[Saved entries]
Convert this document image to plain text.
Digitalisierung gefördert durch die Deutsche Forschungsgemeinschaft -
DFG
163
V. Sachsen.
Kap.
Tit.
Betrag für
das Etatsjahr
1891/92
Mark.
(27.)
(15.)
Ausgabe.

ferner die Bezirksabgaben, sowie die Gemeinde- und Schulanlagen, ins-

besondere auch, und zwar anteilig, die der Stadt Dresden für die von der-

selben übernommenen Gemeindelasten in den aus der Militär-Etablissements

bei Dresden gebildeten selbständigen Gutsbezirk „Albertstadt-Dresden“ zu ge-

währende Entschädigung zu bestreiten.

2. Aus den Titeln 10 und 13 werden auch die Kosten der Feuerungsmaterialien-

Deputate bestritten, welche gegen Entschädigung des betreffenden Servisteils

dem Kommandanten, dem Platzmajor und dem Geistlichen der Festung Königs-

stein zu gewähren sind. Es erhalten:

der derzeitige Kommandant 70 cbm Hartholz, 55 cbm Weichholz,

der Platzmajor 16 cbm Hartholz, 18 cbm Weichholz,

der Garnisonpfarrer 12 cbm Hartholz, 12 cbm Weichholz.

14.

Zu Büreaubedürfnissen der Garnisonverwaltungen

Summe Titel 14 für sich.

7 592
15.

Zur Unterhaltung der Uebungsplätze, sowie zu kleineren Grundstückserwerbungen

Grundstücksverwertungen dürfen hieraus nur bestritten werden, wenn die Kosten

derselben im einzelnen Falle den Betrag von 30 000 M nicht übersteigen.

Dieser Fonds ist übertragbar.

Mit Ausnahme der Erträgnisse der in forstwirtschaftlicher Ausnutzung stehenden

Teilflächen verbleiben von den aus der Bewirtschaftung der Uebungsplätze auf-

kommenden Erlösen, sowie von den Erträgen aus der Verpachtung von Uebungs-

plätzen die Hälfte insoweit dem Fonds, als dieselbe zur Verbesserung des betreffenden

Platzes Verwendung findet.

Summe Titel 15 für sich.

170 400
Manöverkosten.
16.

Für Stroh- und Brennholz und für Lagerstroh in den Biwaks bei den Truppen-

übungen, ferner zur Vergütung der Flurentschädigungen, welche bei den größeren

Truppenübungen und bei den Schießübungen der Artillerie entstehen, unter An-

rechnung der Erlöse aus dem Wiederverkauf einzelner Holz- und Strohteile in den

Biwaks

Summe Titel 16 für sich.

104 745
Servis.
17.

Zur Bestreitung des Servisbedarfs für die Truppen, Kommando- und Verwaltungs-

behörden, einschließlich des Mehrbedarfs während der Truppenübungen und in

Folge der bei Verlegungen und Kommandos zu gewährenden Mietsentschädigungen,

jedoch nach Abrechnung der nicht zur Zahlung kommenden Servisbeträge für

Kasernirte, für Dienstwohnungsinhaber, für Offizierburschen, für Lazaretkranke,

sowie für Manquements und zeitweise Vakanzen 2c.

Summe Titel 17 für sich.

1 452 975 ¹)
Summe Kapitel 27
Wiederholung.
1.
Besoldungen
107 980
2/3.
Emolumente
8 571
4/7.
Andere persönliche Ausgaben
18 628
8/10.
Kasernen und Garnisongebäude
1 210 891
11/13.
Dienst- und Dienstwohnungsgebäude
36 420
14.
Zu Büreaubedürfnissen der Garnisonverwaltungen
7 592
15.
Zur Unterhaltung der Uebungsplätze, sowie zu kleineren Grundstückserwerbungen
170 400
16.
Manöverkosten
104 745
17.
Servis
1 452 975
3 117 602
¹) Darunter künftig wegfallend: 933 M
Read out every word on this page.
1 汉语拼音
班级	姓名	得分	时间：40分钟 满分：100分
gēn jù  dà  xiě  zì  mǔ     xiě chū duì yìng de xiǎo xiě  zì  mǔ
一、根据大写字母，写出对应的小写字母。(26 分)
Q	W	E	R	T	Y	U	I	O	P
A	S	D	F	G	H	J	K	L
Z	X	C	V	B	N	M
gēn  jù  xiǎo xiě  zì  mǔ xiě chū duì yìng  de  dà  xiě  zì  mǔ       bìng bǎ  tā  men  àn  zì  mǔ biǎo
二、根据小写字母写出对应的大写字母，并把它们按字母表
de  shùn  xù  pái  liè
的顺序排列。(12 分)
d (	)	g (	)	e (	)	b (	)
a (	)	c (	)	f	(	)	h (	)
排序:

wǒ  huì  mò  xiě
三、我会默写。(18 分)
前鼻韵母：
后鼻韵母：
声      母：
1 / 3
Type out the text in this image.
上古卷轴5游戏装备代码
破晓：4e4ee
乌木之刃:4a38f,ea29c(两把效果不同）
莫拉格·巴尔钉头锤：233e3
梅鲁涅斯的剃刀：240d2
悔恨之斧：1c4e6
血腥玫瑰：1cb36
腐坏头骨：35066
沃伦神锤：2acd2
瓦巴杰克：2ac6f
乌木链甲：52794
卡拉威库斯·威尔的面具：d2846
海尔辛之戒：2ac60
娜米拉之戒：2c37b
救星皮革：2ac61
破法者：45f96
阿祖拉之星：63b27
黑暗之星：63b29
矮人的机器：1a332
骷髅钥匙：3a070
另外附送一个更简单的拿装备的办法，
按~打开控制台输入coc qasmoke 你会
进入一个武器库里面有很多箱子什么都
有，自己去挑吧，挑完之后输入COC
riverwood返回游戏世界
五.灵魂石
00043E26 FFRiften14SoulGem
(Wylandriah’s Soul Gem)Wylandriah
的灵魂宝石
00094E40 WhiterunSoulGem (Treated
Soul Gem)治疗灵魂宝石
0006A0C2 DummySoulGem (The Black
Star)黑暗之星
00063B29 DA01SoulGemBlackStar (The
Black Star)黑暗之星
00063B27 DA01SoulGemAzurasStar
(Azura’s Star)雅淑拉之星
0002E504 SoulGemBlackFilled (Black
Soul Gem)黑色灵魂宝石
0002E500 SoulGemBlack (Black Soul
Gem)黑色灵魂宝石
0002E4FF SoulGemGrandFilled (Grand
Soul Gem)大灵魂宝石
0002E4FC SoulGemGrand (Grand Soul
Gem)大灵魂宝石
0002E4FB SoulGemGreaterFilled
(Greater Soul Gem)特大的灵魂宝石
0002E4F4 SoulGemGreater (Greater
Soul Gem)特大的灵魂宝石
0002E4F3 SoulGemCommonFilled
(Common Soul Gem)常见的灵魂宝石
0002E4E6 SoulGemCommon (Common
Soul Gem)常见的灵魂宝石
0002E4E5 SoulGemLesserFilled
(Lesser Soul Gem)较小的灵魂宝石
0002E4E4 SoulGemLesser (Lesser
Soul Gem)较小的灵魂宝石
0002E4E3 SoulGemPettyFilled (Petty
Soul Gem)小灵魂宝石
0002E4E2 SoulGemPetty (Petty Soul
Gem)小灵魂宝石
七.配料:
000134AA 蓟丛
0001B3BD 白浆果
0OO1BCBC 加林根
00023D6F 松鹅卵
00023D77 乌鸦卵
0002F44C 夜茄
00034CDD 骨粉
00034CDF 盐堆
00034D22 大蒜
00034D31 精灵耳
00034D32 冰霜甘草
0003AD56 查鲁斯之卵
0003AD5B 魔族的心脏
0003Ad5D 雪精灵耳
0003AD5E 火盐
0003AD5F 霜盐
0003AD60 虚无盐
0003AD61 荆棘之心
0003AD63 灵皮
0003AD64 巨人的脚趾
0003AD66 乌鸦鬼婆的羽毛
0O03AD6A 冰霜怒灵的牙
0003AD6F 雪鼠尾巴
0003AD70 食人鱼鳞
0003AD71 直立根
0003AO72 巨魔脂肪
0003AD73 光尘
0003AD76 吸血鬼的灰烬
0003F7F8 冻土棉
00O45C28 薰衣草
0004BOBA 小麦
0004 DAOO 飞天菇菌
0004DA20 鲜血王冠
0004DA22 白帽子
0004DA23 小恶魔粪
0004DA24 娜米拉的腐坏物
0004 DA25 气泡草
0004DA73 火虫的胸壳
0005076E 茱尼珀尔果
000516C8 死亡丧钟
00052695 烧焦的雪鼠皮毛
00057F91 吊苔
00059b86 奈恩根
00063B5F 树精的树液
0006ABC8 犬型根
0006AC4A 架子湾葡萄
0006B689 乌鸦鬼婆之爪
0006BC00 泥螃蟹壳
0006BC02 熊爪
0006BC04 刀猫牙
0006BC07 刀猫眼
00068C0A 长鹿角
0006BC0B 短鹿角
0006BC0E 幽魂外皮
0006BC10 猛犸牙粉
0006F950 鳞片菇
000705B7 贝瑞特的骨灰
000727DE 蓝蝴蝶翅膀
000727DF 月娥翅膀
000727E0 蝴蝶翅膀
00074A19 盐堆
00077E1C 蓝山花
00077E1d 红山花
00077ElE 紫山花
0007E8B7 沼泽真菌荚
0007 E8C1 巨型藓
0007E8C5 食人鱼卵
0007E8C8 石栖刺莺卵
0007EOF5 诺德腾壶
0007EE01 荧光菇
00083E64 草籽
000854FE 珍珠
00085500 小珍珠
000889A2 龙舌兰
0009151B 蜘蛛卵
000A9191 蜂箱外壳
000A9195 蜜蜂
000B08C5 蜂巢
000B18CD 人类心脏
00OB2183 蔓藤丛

EXERCISE:
From the listing above, collect every line that mentions the word "Petty".

SOLVED EXERCISE:
0002E4E3 SoulGemPettyFilled (Petty
0002E4E2 SoulGemPetty (Petty Soul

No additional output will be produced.